▶ **Aim of the task**:
How would you translate this sentence from the text on population genetics and morphological variation into Spanish: "This chapter gives a summary of anthropometric, dermatoglyphic, dentition, and skin color studies"?

▶ **Text under study**:
———
Chapter 5 is devoted to the evaluation of population structure, admixture and gene flow over time. Employing particularly his data from the Black Caribs of Honduras, the Tlaxcaltecans of Mexico, the St. Lawrence Island Eskimos, and selected Siberian groups, he argues for significant correlations between genetics and geography, genetics and latitude, and genetics and language.

Chapter 6 reviews what he considers the significant components of morphological variation. He maintains that genetic studies are superior to morphological studies because: (i) there are major inter-observer variation errors in measurement in morphology, and (ii) ontogenetic changes have significant impacts on specific measurements. While Crawford does note that the "comparison of two independent research groups’ genetic characterizations of the same population one year apart reveals that even under optimal conditions some differences in gene frequencies and detection of a few specific alleles will be seen" (p. 92), he argues that in contrast to the morphological inter-observer errors, these inter-observer differences in genetic variations have little impact upon measurement of population parameters. This chapter gives a summary of anthropometric, dermatoglyphic, dentition, and skin color studies. Here he also concludes that the traits are ecosensitive; that is, he sees significant correlation between anthropometrics and geography, and dermatoglyphics and geography, which he finds not surprising, as much of the variation in polygenetic traits expressed in morphological measures is believed to be a consequence of gene-environment interaction.
———
▶ **Data listing**:

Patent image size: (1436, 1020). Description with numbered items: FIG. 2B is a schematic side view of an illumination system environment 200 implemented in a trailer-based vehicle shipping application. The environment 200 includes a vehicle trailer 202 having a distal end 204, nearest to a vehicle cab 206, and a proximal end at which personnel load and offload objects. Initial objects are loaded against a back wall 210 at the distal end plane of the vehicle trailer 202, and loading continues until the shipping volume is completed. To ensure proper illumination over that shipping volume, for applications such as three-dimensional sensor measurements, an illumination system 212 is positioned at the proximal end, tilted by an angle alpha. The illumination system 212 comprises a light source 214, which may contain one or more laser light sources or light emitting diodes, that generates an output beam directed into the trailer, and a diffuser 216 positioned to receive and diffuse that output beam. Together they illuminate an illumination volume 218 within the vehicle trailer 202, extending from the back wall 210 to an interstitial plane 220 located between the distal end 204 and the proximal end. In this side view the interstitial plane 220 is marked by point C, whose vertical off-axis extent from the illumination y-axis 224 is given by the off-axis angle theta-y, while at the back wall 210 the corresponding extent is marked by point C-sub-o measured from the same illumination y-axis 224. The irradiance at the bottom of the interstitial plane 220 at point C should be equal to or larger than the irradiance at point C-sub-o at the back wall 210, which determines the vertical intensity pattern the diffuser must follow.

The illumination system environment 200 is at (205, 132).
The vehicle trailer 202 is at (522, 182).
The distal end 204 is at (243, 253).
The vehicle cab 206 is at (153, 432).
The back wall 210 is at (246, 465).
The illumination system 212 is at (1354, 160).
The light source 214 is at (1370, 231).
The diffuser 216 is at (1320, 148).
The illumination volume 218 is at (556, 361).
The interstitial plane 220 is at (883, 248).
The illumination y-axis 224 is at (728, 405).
———
▶ **Output for this task**:
Este capítulo ofrece un resumen de los estudios antropométricos, dermatoglíficos, de dentición y de color de la piel.